# start of Records for the exercise

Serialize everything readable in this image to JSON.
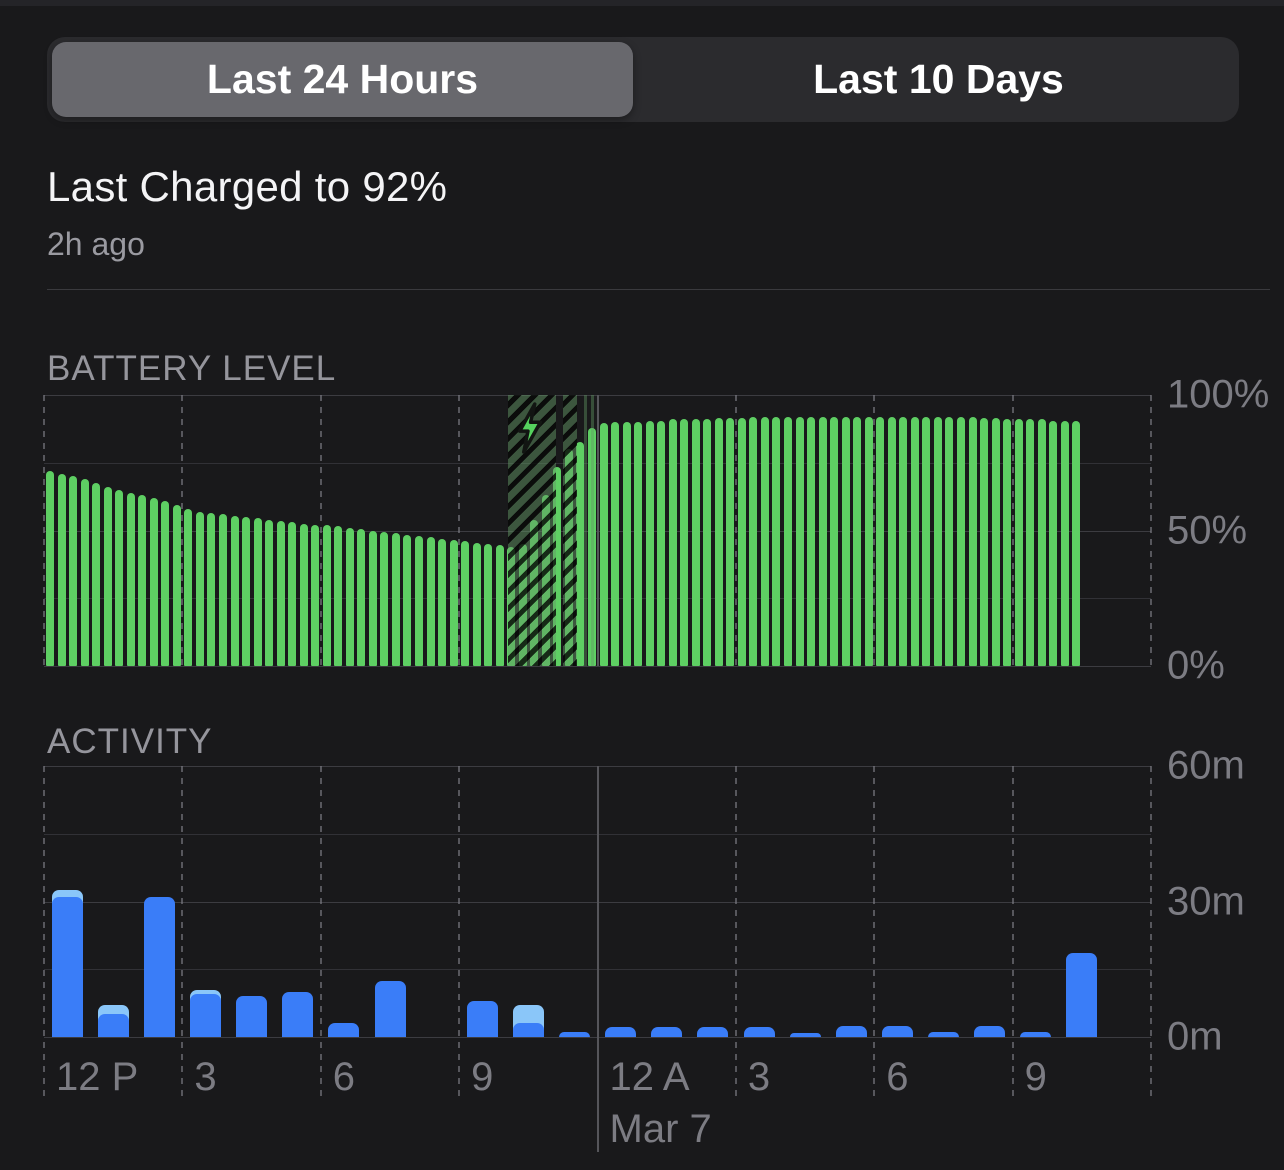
{
  "tabs": {
    "last_24_hours": "Last 24 Hours",
    "last_10_days": "Last 10 Days",
    "selected": "Last 24 Hours"
  },
  "charge_summary": {
    "title": "Last Charged to 92%",
    "subtitle": "2h ago"
  },
  "battery_section": {
    "title": "BATTERY LEVEL"
  },
  "activity_section": {
    "title": "ACTIVITY"
  },
  "colors": {
    "battery_green": "#5ecf63",
    "charging_hatch_green": "#3f5942",
    "activity_blue": "#3a7df8",
    "activity_light_blue": "#8ac6f9",
    "axis_label_gray": "#7c7c83",
    "selected_segment_gray": "#68686d",
    "segment_container": "#2b2b2e",
    "background": "#19191b"
  },
  "chart_data": [
    {
      "name": "battery_level",
      "type": "bar",
      "title": "BATTERY LEVEL",
      "unit": "percent",
      "interval": "15min",
      "x_range": "12 PM Mar 6 to 12 PM Mar 7 (bars end ~10:15 AM)",
      "ylim": [
        0,
        100
      ],
      "y_tick_labels": [
        "100%",
        "50%",
        "0%"
      ],
      "y_tick_values": [
        100,
        50,
        0
      ],
      "slots_total": 96,
      "values": [
        72,
        71,
        70,
        69,
        67.5,
        66,
        65,
        64,
        63,
        62,
        61,
        59.5,
        58,
        57,
        56.5,
        56,
        55.5,
        55,
        54.5,
        54,
        53.5,
        53,
        52.5,
        52,
        52,
        51.5,
        51,
        50.5,
        50,
        49.5,
        49,
        48.5,
        48,
        47.5,
        47,
        46.5,
        46,
        45.5,
        45,
        44.5,
        44,
        45,
        54,
        63,
        73.5,
        80,
        82.5,
        88,
        89.5,
        90,
        90,
        90,
        90.5,
        90.5,
        91,
        91,
        91,
        91,
        91.5,
        91.5,
        91.5,
        92,
        92,
        92,
        92,
        92,
        92,
        92,
        92,
        92,
        92,
        92,
        92,
        92,
        92,
        92,
        92,
        92,
        92,
        92,
        92,
        91.5,
        91.5,
        91,
        91,
        91,
        91,
        90.5,
        90.5,
        90.5
      ],
      "charging_segments": [
        {
          "from": 40.2,
          "to": 44.4
        },
        {
          "from": 45.0,
          "to": 46.2
        },
        {
          "from": 46.8,
          "to": 47.1,
          "thin": true
        },
        {
          "from": 47.4,
          "to": 47.7,
          "thin": true
        }
      ],
      "bolt_index": 42.1
    },
    {
      "name": "activity",
      "type": "stacked-bar",
      "title": "ACTIVITY",
      "unit": "minutes",
      "interval": "1h",
      "ylim": [
        0,
        60
      ],
      "y_tick_labels": [
        "60m",
        "30m",
        "0m"
      ],
      "y_tick_values": [
        60,
        30,
        0
      ],
      "categories": [
        "12 PM",
        "1 PM",
        "2 PM",
        "3 PM",
        "4 PM",
        "5 PM",
        "6 PM",
        "7 PM",
        "8 PM",
        "9 PM",
        "10 PM",
        "11 PM",
        "12 AM",
        "1 AM",
        "2 AM",
        "3 AM",
        "4 AM",
        "5 AM",
        "6 AM",
        "7 AM",
        "8 AM",
        "9 AM",
        "10 AM"
      ],
      "series": [
        {
          "name": "screen-on",
          "color": "#3a7df8",
          "values": [
            31,
            5,
            31,
            9.5,
            9,
            10,
            3,
            12.5,
            0,
            8,
            3,
            1,
            2.2,
            2.2,
            2.2,
            2.2,
            0.8,
            2.5,
            2.5,
            1,
            2.5,
            1.2,
            18.5
          ]
        },
        {
          "name": "screen-off",
          "color": "#8ac6f9",
          "values": [
            1.5,
            2,
            0,
            1,
            0,
            0,
            0,
            0,
            0,
            0,
            4,
            0,
            0,
            0,
            0,
            0,
            0,
            0,
            0,
            0,
            0,
            0,
            0
          ]
        }
      ]
    }
  ],
  "x_axis": {
    "tick_labels": [
      "12 P",
      "3",
      "6",
      "9",
      "12 A",
      "3",
      "6",
      "9"
    ],
    "day_label": "Mar 7",
    "midnight_line_index": 4
  }
}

# end of Records for the exercise

◆ **Written problem**
Transcribe the material exactly, and leave out whatever pictures it holds.

◆ **Response for this exercise**
Serialize everything readable in this image to JSON.
{
  "tabs": {
    "last_24_hours": "Last 24 Hours",
    "last_10_days": "Last 10 Days",
    "selected": "Last 24 Hours"
  },
  "charge_summary": {
    "title": "Last Charged to 92%",
    "subtitle": "2h ago"
  },
  "battery_section": {
    "title": "BATTERY LEVEL"
  },
  "activity_section": {
    "title": "ACTIVITY"
  },
  "colors": {
    "battery_green": "#5ecf63",
    "charging_hatch_green": "#3f5942",
    "activity_blue": "#3a7df8",
    "activity_light_blue": "#8ac6f9",
    "axis_label_gray": "#7c7c83",
    "selected_segment_gray": "#68686d",
    "segment_container": "#2b2b2e",
    "background": "#19191b"
  },
  "chart_data": [
    {
      "name": "battery_level",
      "type": "bar",
      "title": "BATTERY LEVEL",
      "unit": "percent",
      "interval": "15min",
      "x_range": "12 PM Mar 6 to 12 PM Mar 7 (bars end ~10:15 AM)",
      "ylim": [
        0,
        100
      ],
      "y_tick_labels": [
        "100%",
        "50%",
        "0%"
      ],
      "y_tick_values": [
        100,
        50,
        0
      ],
      "slots_total": 96,
      "values": [
        72,
        71,
        70,
        69,
        67.5,
        66,
        65,
        64,
        63,
        62,
        61,
        59.5,
        58,
        57,
        56.5,
        56,
        55.5,
        55,
        54.5,
        54,
        53.5,
        53,
        52.5,
        52,
        52,
        51.5,
        51,
        50.5,
        50,
        49.5,
        49,
        48.5,
        48,
        47.5,
        47,
        46.5,
        46,
        45.5,
        45,
        44.5,
        44,
        45,
        54,
        63,
        73.5,
        80,
        82.5,
        88,
        89.5,
        90,
        90,
        90,
        90.5,
        90.5,
        91,
        91,
        91,
        91,
        91.5,
        91.5,
        91.5,
        92,
        92,
        92,
        92,
        92,
        92,
        92,
        92,
        92,
        92,
        92,
        92,
        92,
        92,
        92,
        92,
        92,
        92,
        92,
        92,
        91.5,
        91.5,
        91,
        91,
        91,
        91,
        90.5,
        90.5,
        90.5
      ],
      "charging_segments": [
        {
          "from": 40.2,
          "to": 44.4
        },
        {
          "from": 45.0,
          "to": 46.2
        },
        {
          "from": 46.8,
          "to": 47.1,
          "thin": true
        },
        {
          "from": 47.4,
          "to": 47.7,
          "thin": true
        }
      ],
      "bolt_index": 42.1
    },
    {
      "name": "activity",
      "type": "stacked-bar",
      "title": "ACTIVITY",
      "unit": "minutes",
      "interval": "1h",
      "ylim": [
        0,
        60
      ],
      "y_tick_labels": [
        "60m",
        "30m",
        "0m"
      ],
      "y_tick_values": [
        60,
        30,
        0
      ],
      "categories": [
        "12 PM",
        "1 PM",
        "2 PM",
        "3 PM",
        "4 PM",
        "5 PM",
        "6 PM",
        "7 PM",
        "8 PM",
        "9 PM",
        "10 PM",
        "11 PM",
        "12 AM",
        "1 AM",
        "2 AM",
        "3 AM",
        "4 AM",
        "5 AM",
        "6 AM",
        "7 AM",
        "8 AM",
        "9 AM",
        "10 AM"
      ],
      "series": [
        {
          "name": "screen-on",
          "color": "#3a7df8",
          "values": [
            31,
            5,
            31,
            9.5,
            9,
            10,
            3,
            12.5,
            0,
            8,
            3,
            1,
            2.2,
            2.2,
            2.2,
            2.2,
            0.8,
            2.5,
            2.5,
            1,
            2.5,
            1.2,
            18.5
          ]
        },
        {
          "name": "screen-off",
          "color": "#8ac6f9",
          "values": [
            1.5,
            2,
            0,
            1,
            0,
            0,
            0,
            0,
            0,
            0,
            4,
            0,
            0,
            0,
            0,
            0,
            0,
            0,
            0,
            0,
            0,
            0,
            0
          ]
        }
      ]
    }
  ],
  "x_axis": {
    "tick_labels": [
      "12 P",
      "3",
      "6",
      "9",
      "12 A",
      "3",
      "6",
      "9"
    ],
    "day_label": "Mar 7",
    "midnight_line_index": 4
  }
}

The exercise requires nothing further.